## Problem details
Work out how many lines of the records hold the string "الشمائل", and reply with that number alone.

Stored items from a collection
———

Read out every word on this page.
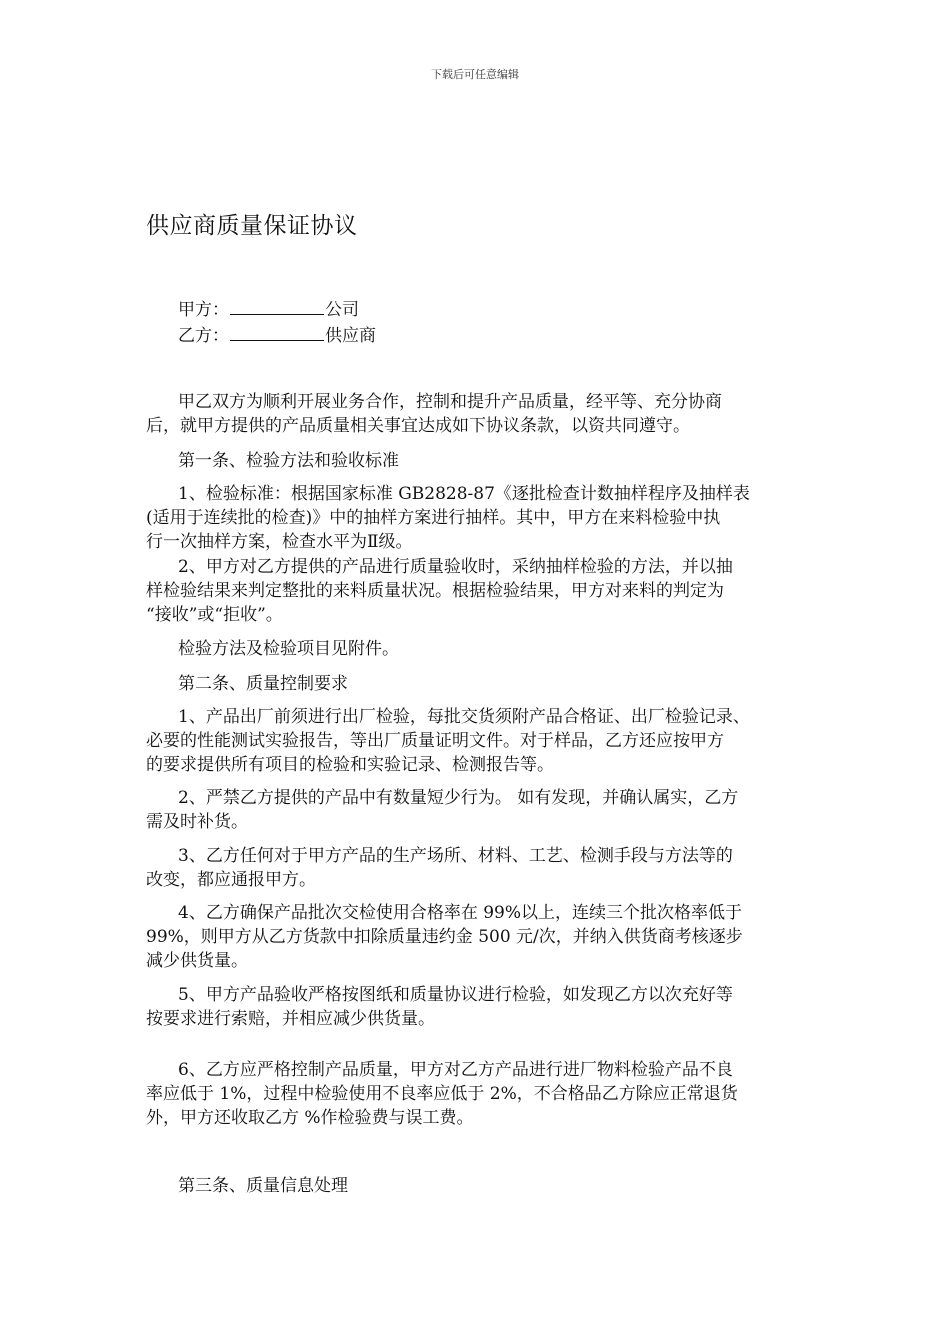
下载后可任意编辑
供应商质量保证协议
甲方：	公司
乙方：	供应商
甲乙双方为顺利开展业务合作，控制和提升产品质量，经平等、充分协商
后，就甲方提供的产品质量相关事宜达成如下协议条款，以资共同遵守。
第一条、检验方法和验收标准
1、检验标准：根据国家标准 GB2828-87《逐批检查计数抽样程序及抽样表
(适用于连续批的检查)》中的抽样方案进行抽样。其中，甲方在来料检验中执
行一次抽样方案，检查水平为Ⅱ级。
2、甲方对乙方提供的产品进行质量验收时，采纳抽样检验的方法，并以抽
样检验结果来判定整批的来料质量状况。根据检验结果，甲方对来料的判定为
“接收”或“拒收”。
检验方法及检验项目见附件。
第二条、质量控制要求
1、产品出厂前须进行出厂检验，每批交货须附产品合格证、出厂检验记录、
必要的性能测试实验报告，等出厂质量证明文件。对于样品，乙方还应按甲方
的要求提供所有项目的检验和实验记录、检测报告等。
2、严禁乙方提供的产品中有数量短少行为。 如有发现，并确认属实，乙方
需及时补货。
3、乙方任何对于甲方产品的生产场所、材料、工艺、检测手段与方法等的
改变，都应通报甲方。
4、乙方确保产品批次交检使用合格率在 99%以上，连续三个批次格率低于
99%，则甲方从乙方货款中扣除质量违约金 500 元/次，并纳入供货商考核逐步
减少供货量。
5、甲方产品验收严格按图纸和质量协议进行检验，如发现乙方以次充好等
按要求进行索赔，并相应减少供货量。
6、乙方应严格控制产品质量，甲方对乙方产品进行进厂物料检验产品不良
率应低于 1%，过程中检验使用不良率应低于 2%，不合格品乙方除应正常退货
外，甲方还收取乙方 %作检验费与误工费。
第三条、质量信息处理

———

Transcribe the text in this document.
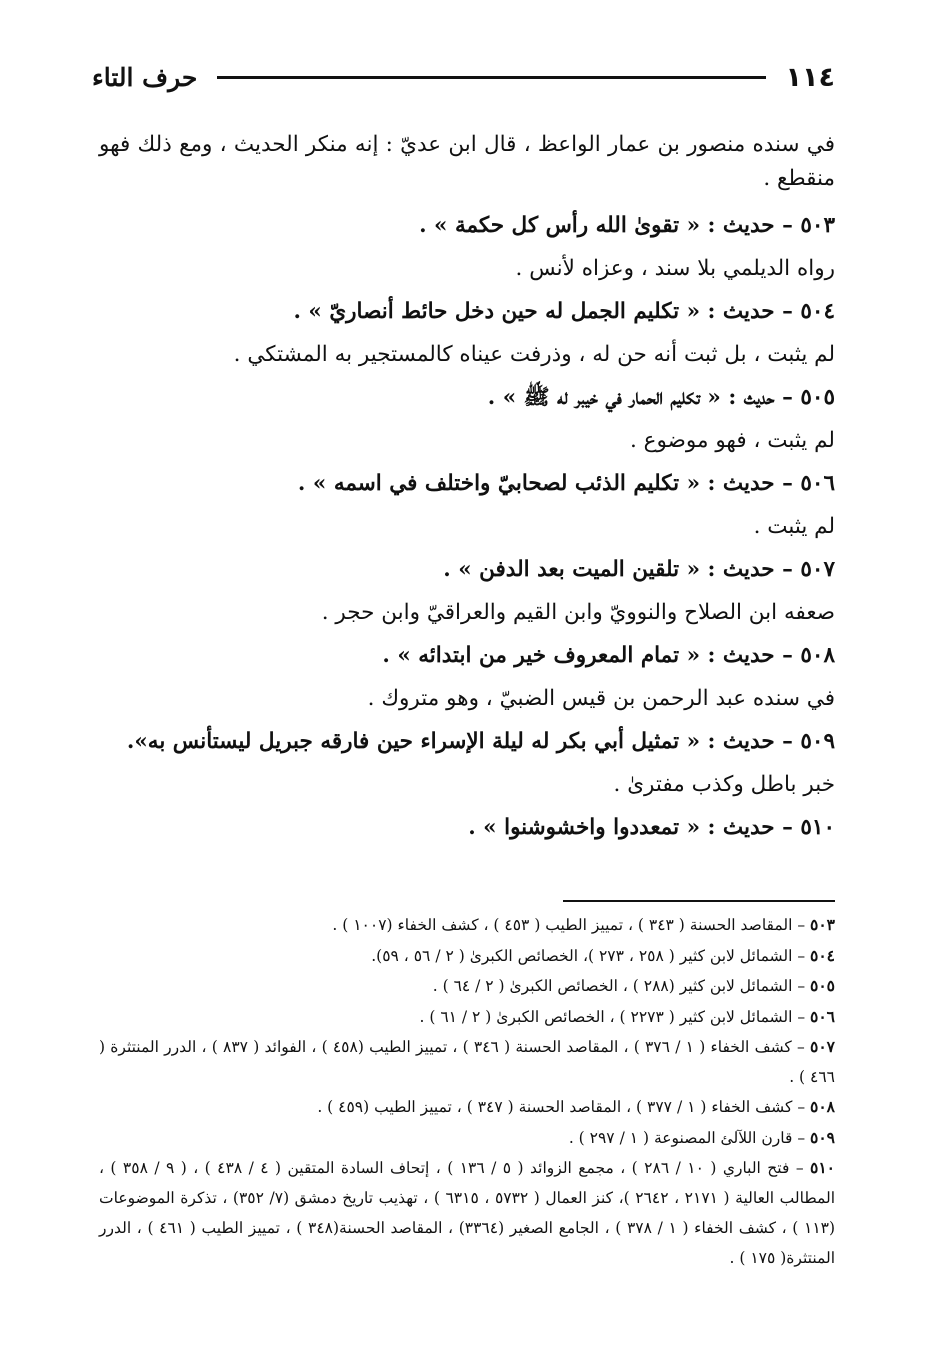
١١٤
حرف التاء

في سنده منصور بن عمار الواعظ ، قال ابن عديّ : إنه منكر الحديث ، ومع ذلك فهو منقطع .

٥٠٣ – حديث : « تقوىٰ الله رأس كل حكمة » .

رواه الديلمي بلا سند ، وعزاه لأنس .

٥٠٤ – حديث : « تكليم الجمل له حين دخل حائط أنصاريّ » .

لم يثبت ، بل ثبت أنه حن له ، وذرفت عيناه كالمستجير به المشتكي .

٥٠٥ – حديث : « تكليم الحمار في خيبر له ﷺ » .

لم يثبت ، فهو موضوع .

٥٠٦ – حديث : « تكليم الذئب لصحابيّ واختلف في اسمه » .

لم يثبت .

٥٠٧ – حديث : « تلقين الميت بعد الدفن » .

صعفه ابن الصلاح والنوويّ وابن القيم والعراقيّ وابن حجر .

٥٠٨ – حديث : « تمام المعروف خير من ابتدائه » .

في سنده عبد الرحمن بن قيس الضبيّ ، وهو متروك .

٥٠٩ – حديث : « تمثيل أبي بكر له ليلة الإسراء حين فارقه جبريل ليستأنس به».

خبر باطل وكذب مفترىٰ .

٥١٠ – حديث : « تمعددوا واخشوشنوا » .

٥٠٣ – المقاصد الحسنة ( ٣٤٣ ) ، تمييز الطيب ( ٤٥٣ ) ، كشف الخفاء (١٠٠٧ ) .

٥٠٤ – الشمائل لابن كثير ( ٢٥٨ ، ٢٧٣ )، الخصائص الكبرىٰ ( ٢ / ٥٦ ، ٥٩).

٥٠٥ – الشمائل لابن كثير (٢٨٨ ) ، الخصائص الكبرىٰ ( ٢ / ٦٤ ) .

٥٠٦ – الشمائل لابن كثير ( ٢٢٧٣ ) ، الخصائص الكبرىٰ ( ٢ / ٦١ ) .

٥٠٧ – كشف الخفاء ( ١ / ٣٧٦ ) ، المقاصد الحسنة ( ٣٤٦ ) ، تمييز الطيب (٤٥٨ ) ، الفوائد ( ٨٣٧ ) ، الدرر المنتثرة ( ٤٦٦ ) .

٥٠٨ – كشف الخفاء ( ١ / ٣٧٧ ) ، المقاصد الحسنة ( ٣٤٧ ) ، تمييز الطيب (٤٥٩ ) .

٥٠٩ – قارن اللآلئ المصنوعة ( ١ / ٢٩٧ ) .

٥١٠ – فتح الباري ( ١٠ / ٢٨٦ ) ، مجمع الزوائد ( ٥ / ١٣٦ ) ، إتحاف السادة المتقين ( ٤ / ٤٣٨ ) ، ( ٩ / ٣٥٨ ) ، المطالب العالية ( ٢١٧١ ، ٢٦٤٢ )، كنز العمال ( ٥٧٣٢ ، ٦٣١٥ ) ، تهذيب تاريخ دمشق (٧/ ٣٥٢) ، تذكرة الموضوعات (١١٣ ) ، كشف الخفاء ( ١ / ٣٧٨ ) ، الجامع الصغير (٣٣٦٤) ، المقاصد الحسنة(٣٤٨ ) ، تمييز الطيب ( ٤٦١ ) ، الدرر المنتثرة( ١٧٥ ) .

———

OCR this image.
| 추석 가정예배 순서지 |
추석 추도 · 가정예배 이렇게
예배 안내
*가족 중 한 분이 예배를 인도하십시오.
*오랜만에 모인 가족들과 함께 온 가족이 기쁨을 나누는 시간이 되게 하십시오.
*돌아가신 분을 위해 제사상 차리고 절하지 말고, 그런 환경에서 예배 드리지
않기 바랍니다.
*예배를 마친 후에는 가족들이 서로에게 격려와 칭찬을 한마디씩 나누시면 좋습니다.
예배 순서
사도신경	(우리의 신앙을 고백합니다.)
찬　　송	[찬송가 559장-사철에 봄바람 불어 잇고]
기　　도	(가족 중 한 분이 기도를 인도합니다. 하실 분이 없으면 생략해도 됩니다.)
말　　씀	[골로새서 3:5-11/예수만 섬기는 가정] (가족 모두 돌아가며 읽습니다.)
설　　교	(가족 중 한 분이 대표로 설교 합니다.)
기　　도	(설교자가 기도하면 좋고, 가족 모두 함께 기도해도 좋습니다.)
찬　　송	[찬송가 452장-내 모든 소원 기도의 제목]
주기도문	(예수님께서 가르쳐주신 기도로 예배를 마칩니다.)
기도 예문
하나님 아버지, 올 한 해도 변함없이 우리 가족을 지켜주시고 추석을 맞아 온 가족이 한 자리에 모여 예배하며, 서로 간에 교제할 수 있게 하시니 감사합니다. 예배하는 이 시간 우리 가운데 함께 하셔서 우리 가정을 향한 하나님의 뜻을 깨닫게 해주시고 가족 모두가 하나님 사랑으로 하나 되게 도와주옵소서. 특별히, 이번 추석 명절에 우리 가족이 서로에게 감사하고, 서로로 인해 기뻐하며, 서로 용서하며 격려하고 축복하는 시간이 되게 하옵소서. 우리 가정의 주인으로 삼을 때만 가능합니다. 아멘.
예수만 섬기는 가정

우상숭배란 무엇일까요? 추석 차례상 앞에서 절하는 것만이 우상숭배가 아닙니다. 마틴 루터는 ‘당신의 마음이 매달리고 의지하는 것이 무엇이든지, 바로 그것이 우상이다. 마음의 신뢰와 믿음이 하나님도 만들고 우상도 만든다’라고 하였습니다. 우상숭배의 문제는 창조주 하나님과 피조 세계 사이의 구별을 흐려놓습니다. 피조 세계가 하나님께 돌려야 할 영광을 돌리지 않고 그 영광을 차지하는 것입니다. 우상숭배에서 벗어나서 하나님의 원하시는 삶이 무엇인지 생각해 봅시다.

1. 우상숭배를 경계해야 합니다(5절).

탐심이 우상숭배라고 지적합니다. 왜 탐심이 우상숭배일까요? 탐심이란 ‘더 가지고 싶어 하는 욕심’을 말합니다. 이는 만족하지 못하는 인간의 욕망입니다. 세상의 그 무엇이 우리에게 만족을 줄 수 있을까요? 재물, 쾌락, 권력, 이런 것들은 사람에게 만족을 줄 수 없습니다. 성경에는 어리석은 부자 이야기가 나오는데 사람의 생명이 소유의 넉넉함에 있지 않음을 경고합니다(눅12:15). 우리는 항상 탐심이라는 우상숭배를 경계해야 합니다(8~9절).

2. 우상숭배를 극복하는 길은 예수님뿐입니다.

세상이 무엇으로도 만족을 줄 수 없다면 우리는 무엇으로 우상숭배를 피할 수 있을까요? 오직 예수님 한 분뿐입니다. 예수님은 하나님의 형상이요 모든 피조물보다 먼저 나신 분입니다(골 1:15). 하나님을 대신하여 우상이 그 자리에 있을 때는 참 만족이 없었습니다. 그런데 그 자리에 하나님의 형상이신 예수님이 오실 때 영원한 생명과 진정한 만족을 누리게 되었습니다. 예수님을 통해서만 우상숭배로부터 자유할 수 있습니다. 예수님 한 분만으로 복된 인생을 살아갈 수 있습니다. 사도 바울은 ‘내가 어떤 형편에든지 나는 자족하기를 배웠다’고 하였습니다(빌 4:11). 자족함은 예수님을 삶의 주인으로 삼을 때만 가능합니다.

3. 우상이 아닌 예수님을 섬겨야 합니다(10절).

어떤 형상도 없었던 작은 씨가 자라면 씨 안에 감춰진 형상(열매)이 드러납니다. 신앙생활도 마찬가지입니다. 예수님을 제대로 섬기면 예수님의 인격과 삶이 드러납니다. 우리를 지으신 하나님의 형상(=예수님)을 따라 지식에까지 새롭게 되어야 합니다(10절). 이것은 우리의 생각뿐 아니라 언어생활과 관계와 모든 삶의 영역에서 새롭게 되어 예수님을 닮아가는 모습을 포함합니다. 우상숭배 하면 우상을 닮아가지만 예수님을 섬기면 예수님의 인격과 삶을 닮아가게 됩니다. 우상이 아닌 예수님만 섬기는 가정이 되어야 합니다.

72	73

———

## Correct output
3